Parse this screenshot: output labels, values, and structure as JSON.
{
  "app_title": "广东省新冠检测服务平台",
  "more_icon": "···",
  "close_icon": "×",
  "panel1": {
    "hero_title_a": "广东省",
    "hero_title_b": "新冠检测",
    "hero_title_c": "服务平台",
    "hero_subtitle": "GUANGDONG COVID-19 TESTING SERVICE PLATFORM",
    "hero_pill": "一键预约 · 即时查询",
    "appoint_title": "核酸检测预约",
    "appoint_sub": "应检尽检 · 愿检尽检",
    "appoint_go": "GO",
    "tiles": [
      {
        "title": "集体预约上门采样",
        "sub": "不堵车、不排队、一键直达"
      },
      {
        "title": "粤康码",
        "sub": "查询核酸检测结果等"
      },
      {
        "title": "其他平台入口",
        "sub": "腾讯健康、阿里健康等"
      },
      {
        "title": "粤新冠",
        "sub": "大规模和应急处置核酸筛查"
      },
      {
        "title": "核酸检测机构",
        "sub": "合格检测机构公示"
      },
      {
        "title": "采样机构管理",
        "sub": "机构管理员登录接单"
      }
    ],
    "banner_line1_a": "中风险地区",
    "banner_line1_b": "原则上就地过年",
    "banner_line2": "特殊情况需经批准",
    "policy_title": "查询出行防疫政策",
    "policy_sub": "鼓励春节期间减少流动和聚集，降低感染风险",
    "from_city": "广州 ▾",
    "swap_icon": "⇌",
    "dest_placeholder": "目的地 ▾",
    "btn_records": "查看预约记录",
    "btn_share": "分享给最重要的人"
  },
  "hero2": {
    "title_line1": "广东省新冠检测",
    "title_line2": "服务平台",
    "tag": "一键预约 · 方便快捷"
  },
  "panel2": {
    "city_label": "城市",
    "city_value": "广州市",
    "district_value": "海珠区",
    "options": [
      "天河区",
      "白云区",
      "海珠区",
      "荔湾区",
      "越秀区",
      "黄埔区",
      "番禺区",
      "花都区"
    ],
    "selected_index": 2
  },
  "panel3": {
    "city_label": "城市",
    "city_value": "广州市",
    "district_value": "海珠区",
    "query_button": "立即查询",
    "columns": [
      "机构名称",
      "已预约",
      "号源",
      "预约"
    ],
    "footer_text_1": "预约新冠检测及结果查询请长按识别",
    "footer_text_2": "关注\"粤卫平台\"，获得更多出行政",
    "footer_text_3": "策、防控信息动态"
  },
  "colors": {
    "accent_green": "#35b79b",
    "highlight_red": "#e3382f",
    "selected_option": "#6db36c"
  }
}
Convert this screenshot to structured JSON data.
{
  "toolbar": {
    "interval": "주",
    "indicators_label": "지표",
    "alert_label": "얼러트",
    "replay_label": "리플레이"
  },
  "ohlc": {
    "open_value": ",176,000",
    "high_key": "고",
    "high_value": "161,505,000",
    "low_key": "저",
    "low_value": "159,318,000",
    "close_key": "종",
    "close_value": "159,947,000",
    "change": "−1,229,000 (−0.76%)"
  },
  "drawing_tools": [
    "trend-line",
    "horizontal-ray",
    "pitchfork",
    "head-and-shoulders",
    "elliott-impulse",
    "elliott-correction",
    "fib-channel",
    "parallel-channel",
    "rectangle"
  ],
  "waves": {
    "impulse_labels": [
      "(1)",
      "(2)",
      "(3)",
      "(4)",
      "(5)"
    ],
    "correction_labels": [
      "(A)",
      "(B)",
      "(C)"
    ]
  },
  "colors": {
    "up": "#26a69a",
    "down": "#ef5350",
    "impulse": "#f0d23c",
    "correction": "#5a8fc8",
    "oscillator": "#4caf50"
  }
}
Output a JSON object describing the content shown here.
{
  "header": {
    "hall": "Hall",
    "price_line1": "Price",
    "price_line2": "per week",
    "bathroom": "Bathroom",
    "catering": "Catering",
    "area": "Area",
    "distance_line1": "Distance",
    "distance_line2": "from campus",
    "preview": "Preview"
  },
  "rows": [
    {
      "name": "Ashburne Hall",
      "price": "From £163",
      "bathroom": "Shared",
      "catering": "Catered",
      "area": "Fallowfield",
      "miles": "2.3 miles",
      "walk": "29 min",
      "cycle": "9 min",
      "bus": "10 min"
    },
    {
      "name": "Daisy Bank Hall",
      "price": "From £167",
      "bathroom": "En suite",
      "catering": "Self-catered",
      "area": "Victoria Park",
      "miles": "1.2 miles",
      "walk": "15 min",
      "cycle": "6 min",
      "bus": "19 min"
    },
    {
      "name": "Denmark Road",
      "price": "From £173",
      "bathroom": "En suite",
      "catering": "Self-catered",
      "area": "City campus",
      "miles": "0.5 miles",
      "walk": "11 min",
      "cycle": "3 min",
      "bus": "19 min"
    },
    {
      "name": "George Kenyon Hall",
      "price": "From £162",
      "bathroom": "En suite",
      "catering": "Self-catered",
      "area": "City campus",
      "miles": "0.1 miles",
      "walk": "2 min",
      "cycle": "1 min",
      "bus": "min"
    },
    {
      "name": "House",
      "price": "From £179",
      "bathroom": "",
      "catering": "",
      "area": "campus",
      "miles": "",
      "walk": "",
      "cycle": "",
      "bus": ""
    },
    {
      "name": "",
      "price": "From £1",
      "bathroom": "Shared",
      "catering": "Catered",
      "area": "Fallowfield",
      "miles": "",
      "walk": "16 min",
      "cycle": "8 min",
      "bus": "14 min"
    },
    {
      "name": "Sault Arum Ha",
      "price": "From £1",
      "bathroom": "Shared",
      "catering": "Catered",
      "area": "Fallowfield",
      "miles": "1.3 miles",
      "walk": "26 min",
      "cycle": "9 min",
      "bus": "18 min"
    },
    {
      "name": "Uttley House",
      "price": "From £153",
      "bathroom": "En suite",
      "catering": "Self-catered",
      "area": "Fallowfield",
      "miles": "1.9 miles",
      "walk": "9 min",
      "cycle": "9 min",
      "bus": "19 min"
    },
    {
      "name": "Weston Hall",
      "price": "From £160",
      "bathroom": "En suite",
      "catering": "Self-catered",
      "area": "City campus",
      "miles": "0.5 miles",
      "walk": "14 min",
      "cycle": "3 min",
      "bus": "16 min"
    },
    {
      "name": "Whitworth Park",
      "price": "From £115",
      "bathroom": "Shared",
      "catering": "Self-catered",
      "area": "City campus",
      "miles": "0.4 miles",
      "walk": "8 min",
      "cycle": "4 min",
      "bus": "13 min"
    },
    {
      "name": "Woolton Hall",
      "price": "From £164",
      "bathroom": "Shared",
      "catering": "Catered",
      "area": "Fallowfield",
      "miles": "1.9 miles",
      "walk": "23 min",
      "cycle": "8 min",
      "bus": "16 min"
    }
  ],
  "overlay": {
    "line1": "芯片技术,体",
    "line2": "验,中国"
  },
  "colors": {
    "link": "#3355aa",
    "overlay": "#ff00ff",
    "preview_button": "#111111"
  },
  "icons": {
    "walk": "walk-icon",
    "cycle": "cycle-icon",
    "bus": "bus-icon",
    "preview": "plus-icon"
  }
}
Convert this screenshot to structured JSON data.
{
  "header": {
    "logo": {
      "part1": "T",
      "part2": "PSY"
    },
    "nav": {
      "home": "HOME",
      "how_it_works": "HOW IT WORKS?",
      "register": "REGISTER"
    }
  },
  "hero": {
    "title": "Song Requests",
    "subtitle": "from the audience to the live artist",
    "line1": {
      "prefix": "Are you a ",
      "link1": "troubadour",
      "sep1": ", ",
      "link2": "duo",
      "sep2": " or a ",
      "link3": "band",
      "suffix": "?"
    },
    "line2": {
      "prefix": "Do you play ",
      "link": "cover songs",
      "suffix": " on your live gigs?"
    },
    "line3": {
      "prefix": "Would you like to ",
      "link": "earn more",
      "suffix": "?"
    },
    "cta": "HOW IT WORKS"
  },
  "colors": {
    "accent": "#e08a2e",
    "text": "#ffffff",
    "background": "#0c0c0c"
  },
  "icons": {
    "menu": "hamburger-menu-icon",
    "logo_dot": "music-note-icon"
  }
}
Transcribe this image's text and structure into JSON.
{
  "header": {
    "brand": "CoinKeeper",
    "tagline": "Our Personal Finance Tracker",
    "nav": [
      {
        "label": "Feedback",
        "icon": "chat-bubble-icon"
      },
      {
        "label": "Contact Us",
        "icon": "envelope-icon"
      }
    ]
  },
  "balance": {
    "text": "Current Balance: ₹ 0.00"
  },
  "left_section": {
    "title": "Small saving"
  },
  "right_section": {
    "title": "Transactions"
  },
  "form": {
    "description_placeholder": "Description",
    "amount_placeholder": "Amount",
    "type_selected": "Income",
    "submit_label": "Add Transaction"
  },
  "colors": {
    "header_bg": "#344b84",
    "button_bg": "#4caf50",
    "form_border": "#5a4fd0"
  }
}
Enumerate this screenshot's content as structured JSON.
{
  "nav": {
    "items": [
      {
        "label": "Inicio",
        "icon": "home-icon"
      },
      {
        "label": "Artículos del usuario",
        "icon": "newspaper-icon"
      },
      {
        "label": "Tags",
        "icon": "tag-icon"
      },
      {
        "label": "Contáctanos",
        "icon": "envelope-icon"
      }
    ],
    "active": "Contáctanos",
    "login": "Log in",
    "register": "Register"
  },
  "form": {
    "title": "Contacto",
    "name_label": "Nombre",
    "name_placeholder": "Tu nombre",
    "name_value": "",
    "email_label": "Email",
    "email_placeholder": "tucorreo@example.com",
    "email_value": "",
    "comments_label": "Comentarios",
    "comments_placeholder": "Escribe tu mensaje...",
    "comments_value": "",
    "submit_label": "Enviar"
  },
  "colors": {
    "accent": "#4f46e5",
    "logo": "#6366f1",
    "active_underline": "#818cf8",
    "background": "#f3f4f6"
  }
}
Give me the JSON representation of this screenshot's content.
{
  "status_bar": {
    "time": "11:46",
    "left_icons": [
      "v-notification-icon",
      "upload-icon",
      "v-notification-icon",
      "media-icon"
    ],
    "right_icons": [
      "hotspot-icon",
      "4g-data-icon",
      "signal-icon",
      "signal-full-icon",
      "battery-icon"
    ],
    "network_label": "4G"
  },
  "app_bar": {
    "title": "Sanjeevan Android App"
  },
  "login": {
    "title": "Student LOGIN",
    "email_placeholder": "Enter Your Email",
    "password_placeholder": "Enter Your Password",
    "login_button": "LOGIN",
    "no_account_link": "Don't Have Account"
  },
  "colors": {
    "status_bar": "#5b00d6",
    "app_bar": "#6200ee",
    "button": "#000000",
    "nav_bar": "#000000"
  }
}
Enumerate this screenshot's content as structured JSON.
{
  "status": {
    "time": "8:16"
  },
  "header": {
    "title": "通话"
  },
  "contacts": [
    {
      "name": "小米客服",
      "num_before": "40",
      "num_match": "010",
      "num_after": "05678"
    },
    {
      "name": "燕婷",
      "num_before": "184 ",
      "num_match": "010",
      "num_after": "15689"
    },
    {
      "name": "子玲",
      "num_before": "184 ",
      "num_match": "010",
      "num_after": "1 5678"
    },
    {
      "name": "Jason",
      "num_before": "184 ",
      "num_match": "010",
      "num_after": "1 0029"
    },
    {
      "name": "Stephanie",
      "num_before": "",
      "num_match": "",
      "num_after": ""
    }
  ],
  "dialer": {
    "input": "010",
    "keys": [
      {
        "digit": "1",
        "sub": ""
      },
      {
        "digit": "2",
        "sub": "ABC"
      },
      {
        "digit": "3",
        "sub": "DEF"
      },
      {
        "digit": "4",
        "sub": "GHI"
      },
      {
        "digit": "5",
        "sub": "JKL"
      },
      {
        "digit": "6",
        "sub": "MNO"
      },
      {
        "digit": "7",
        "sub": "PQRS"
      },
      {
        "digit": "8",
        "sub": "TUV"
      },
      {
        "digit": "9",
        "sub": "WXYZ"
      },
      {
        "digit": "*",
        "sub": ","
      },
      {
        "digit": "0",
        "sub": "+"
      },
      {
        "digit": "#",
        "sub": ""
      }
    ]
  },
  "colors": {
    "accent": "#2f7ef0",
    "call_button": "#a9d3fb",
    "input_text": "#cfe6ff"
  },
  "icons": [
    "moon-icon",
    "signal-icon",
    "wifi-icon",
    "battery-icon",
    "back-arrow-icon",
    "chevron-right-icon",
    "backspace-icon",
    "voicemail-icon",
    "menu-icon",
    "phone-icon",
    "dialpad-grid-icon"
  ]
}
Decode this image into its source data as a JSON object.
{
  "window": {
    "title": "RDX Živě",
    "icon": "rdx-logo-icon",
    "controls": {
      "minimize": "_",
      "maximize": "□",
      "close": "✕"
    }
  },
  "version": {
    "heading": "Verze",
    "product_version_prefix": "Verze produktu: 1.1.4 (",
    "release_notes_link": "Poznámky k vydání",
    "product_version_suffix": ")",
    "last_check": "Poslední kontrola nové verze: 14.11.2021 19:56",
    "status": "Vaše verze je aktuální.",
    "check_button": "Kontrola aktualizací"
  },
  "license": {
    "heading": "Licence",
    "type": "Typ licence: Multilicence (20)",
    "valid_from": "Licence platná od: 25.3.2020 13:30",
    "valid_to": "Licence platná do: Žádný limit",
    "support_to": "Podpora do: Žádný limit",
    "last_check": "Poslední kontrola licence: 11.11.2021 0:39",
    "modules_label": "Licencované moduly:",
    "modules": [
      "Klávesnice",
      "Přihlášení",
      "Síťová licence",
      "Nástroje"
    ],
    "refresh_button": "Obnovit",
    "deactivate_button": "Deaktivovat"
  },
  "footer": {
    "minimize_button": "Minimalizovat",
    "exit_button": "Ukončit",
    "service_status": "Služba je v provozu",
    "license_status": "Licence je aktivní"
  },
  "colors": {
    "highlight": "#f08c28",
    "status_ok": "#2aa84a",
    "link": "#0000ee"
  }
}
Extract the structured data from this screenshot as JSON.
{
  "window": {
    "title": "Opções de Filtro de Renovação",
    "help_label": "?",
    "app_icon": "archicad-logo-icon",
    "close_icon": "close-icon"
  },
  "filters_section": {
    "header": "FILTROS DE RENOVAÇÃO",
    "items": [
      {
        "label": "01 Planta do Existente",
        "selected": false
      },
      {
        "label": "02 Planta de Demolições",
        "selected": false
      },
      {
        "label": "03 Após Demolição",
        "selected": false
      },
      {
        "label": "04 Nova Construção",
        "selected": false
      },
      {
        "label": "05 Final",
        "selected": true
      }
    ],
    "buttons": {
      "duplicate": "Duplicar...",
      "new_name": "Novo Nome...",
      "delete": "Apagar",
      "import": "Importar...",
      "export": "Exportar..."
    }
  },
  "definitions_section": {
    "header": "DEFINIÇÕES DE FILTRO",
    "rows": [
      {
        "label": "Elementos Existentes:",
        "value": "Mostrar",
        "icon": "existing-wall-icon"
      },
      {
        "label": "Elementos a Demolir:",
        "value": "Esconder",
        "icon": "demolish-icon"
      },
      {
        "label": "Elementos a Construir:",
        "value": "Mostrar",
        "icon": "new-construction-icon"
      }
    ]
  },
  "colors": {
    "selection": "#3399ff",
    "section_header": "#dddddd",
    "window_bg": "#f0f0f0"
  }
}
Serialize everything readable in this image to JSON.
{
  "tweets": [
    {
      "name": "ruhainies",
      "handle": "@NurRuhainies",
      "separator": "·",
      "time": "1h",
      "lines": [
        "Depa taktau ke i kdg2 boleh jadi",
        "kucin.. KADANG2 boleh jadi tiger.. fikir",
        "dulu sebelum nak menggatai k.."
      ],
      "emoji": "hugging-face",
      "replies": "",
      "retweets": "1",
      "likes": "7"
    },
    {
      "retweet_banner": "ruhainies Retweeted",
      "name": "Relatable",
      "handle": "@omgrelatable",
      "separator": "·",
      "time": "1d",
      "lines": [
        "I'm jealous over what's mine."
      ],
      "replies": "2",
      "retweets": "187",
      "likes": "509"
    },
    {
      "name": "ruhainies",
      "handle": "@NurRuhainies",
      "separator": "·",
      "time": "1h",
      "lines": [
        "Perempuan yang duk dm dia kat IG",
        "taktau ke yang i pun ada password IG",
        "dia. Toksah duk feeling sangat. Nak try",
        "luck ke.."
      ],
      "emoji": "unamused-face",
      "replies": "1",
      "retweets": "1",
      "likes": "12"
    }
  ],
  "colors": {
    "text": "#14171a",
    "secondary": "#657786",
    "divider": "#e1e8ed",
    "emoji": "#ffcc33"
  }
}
_ _ _ _ _
■ To do
Using the listing above, pick out each line that contains the word "taktau", then copy it.

■ Solution to this task
        "Depa taktau ke i kdg2 boleh jadi",
        "taktau ke yang i pun ada password IG",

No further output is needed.